(Dataset entries)
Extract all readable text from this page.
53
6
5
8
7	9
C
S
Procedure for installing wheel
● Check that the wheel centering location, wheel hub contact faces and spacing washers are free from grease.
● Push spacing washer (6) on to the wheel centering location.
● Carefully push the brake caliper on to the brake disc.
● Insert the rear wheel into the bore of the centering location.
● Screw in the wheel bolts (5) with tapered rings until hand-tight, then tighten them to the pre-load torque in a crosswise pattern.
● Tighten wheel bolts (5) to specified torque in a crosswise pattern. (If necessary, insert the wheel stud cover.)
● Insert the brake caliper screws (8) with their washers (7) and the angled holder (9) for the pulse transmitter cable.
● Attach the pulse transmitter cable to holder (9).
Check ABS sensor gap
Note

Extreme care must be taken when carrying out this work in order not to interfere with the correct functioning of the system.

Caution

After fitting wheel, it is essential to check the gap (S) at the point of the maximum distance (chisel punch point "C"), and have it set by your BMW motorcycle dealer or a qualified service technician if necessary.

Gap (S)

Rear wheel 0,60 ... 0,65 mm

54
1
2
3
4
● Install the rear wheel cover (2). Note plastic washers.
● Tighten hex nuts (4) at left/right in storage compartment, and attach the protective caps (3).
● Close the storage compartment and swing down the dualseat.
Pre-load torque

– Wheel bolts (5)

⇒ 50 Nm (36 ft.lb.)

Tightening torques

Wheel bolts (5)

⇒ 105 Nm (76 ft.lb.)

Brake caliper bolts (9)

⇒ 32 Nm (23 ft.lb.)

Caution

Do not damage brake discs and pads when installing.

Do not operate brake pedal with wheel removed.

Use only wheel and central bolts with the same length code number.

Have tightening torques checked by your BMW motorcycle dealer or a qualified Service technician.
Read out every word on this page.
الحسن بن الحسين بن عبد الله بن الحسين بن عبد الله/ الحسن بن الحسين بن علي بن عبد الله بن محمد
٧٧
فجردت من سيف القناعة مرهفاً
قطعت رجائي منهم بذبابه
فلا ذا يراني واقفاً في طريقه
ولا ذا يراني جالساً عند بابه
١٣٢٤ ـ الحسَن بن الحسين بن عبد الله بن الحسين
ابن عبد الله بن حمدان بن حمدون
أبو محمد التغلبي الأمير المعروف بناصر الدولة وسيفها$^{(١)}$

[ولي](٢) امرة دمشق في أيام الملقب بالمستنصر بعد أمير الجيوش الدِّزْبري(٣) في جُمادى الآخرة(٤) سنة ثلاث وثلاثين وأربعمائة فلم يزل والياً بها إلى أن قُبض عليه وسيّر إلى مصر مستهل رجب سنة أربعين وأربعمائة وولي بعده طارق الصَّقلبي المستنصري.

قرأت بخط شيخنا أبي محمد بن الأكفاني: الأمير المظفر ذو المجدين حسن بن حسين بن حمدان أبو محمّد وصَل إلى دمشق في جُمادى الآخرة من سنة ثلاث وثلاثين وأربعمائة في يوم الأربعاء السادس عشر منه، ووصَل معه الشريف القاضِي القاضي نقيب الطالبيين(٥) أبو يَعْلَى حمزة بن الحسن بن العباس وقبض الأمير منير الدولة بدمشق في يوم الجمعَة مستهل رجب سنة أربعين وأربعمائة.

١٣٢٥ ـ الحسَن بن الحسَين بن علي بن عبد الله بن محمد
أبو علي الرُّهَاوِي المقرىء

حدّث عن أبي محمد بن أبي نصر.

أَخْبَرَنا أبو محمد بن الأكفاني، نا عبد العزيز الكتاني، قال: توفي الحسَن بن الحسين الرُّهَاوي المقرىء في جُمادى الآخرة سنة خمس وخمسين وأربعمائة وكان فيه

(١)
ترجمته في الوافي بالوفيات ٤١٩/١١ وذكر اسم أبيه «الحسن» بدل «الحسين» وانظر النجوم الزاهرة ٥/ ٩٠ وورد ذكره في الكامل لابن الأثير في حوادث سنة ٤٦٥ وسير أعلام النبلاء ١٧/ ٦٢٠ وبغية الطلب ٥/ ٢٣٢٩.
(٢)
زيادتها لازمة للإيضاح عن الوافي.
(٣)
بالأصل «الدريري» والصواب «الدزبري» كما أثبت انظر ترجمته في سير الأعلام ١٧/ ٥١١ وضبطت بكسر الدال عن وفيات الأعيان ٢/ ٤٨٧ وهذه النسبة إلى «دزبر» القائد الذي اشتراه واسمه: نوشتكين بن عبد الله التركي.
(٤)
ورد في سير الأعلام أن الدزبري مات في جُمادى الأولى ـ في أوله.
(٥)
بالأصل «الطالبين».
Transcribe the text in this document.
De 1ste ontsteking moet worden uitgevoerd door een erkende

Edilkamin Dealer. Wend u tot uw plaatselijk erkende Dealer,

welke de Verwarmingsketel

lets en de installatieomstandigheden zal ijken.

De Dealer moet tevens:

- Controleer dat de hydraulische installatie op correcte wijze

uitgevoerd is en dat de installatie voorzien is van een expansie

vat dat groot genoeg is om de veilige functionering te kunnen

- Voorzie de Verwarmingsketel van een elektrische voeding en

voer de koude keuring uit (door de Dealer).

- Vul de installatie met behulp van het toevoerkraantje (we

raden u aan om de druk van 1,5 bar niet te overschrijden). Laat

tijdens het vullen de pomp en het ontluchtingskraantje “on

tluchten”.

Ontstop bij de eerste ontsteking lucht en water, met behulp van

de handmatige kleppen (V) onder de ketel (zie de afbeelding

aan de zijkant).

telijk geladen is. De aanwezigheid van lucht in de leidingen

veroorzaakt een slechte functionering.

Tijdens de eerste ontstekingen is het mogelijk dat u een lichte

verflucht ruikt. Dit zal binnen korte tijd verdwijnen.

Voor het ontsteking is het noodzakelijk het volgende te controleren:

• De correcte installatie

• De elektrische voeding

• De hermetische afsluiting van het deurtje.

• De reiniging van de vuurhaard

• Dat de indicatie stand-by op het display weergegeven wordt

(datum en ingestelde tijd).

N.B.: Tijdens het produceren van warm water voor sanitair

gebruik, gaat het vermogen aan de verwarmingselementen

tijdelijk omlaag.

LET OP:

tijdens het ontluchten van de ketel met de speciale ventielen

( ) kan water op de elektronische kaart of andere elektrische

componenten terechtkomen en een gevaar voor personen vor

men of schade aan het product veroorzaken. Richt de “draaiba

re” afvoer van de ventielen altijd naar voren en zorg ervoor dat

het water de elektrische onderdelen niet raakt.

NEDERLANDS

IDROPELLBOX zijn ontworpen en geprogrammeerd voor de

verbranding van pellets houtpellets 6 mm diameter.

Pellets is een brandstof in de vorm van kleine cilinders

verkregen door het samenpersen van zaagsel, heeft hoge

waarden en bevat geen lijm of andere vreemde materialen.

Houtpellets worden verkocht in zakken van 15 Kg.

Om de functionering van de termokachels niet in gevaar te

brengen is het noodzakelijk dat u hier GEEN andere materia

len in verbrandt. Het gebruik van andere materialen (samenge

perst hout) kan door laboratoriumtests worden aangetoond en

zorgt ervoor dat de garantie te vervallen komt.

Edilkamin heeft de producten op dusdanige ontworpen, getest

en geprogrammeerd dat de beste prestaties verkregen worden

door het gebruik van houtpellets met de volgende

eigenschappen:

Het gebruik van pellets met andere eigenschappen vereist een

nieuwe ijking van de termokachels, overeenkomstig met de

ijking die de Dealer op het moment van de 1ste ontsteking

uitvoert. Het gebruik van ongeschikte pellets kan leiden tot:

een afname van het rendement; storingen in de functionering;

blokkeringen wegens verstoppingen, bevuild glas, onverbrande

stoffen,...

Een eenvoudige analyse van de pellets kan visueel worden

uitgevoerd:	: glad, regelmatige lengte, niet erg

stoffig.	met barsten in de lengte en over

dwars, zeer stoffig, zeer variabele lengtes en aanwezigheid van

Given problem: All the entries above need to be reproduced exactly.

Problem solution:
Extract all readable text from this page.
53
6
5
8
7	9
C
S
Procedure for installing wheel
● Check that the wheel centering location, wheel hub contact faces and spacing washers are free from grease.
● Push spacing washer (6) on to the wheel centering location.
● Carefully push the brake caliper on to the brake disc.
● Insert the rear wheel into the bore of the centering location.
● Screw in the wheel bolts (5) with tapered rings until hand-tight, then tighten them to the pre-load torque in a crosswise pattern.
● Tighten wheel bolts (5) to specified torque in a crosswise pattern. (If necessary, insert the wheel stud cover.)
● Insert the brake caliper screws (8) with their washers (7) and the angled holder (9) for the pulse transmitter cable.
● Attach the pulse transmitter cable to holder (9).
Check ABS sensor gap
Note

Extreme care must be taken when carrying out this work in order not to interfere with the correct functioning of the system.

Caution

After fitting wheel, it is essential to check the gap (S) at the point of the maximum distance (chisel punch point "C"), and have it set by your BMW motorcycle dealer or a qualified service technician if necessary.

Gap (S)

Rear wheel 0,60 ... 0,65 mm

54
1
2
3
4
● Install the rear wheel cover (2). Note plastic washers.
● Tighten hex nuts (4) at left/right in storage compartment, and attach the protective caps (3).
● Close the storage compartment and swing down the dualseat.
Pre-load torque

– Wheel bolts (5)

⇒ 50 Nm (36 ft.lb.)

Tightening torques

Wheel bolts (5)

⇒ 105 Nm (76 ft.lb.)

Brake caliper bolts (9)

⇒ 32 Nm (23 ft.lb.)

Caution

Do not damage brake discs and pads when installing.

Do not operate brake pedal with wheel removed.

Use only wheel and central bolts with the same length code number.

Have tightening torques checked by your BMW motorcycle dealer or a qualified Service technician.
Read out every word on this page.
الحسن بن الحسين بن عبد الله بن الحسين بن عبد الله/ الحسن بن الحسين بن علي بن عبد الله بن محمد
٧٧
فجردت من سيف القناعة مرهفاً
قطعت رجائي منهم بذبابه
فلا ذا يراني واقفاً في طريقه
ولا ذا يراني جالساً عند بابه
١٣٢٤ ـ الحسَن بن الحسين بن عبد الله بن الحسين
ابن عبد الله بن حمدان بن حمدون
أبو محمد التغلبي الأمير المعروف بناصر الدولة وسيفها$^{(١)}$

[ولي](٢) امرة دمشق في أيام الملقب بالمستنصر بعد أمير الجيوش الدِّزْبري(٣) في جُمادى الآخرة(٤) سنة ثلاث وثلاثين وأربعمائة فلم يزل والياً بها إلى أن قُبض عليه وسيّر إلى مصر مستهل رجب سنة أربعين وأربعمائة وولي بعده طارق الصَّقلبي المستنصري.

قرأت بخط شيخنا أبي محمد بن الأكفاني: الأمير المظفر ذو المجدين حسن بن حسين بن حمدان أبو محمّد وصَل إلى دمشق في جُمادى الآخرة من سنة ثلاث وثلاثين وأربعمائة في يوم الأربعاء السادس عشر منه، ووصَل معه الشريف القاضِي القاضي نقيب الطالبيين(٥) أبو يَعْلَى حمزة بن الحسن بن العباس وقبض الأمير منير الدولة بدمشق في يوم الجمعَة مستهل رجب سنة أربعين وأربعمائة.

١٣٢٥ ـ الحسَن بن الحسَين بن علي بن عبد الله بن محمد
أبو علي الرُّهَاوِي المقرىء

حدّث عن أبي محمد بن أبي نصر.

أَخْبَرَنا أبو محمد بن الأكفاني، نا عبد العزيز الكتاني، قال: توفي الحسَن بن الحسين الرُّهَاوي المقرىء في جُمادى الآخرة سنة خمس وخمسين وأربعمائة وكان فيه

(١)
ترجمته في الوافي بالوفيات ٤١٩/١١ وذكر اسم أبيه «الحسن» بدل «الحسين» وانظر النجوم الزاهرة ٥/ ٩٠ وورد ذكره في الكامل لابن الأثير في حوادث سنة ٤٦٥ وسير أعلام النبلاء ١٧/ ٦٢٠ وبغية الطلب ٥/ ٢٣٢٩.
(٢)
زيادتها لازمة للإيضاح عن الوافي.
(٣)
بالأصل «الدريري» والصواب «الدزبري» كما أثبت انظر ترجمته في سير الأعلام ١٧/ ٥١١ وضبطت بكسر الدال عن وفيات الأعيان ٢/ ٤٨٧ وهذه النسبة إلى «دزبر» القائد الذي اشتراه واسمه: نوشتكين بن عبد الله التركي.
(٤)
ورد في سير الأعلام أن الدزبري مات في جُمادى الأولى ـ في أوله.
(٥)
بالأصل «الطالبين».
Transcribe the text in this document.
De 1ste ontsteking moet worden uitgevoerd door een erkende

Edilkamin Dealer. Wend u tot uw plaatselijk erkende Dealer,

welke de Verwarmingsketel

lets en de installatieomstandigheden zal ijken.

De Dealer moet tevens:

- Controleer dat de hydraulische installatie op correcte wijze

uitgevoerd is en dat de installatie voorzien is van een expansie

vat dat groot genoeg is om de veilige functionering te kunnen

- Voorzie de Verwarmingsketel van een elektrische voeding en

voer de koude keuring uit (door de Dealer).

- Vul de installatie met behulp van het toevoerkraantje (we

raden u aan om de druk van 1,5 bar niet te overschrijden). Laat

tijdens het vullen de pomp en het ontluchtingskraantje “on

tluchten”.

Ontstop bij de eerste ontsteking lucht en water, met behulp van

de handmatige kleppen (V) onder de ketel (zie de afbeelding

aan de zijkant).

telijk geladen is. De aanwezigheid van lucht in de leidingen

veroorzaakt een slechte functionering.

Tijdens de eerste ontstekingen is het mogelijk dat u een lichte

verflucht ruikt. Dit zal binnen korte tijd verdwijnen.

Voor het ontsteking is het noodzakelijk het volgende te controleren:

• De correcte installatie

• De elektrische voeding

• De hermetische afsluiting van het deurtje.

• De reiniging van de vuurhaard

• Dat de indicatie stand-by op het display weergegeven wordt

(datum en ingestelde tijd).

N.B.: Tijdens het produceren van warm water voor sanitair

gebruik, gaat het vermogen aan de verwarmingselementen

tijdelijk omlaag.

LET OP:

tijdens het ontluchten van de ketel met de speciale ventielen

( ) kan water op de elektronische kaart of andere elektrische

componenten terechtkomen en een gevaar voor personen vor

men of schade aan het product veroorzaken. Richt de “draaiba

re” afvoer van de ventielen altijd naar voren en zorg ervoor dat

het water de elektrische onderdelen niet raakt.

NEDERLANDS

IDROPELLBOX zijn ontworpen en geprogrammeerd voor de

verbranding van pellets houtpellets 6 mm diameter.

Pellets is een brandstof in de vorm van kleine cilinders

verkregen door het samenpersen van zaagsel, heeft hoge

waarden en bevat geen lijm of andere vreemde materialen.

Houtpellets worden verkocht in zakken van 15 Kg.

Om de functionering van de termokachels niet in gevaar te

brengen is het noodzakelijk dat u hier GEEN andere materia

len in verbrandt. Het gebruik van andere materialen (samenge

perst hout) kan door laboratoriumtests worden aangetoond en

zorgt ervoor dat de garantie te vervallen komt.

Edilkamin heeft de producten op dusdanige ontworpen, getest

en geprogrammeerd dat de beste prestaties verkregen worden

door het gebruik van houtpellets met de volgende

eigenschappen:

Het gebruik van pellets met andere eigenschappen vereist een

nieuwe ijking van de termokachels, overeenkomstig met de

ijking die de Dealer op het moment van de 1ste ontsteking

uitvoert. Het gebruik van ongeschikte pellets kan leiden tot:

een afname van het rendement; storingen in de functionering;

blokkeringen wegens verstoppingen, bevuild glas, onverbrande

stoffen,...

Een eenvoudige analyse van de pellets kan visueel worden

uitgevoerd:	: glad, regelmatige lengte, niet erg

stoffig.	met barsten in de lengte en over

dwars, zeer stoffig, zeer variabele lengtes en aanwezigheid van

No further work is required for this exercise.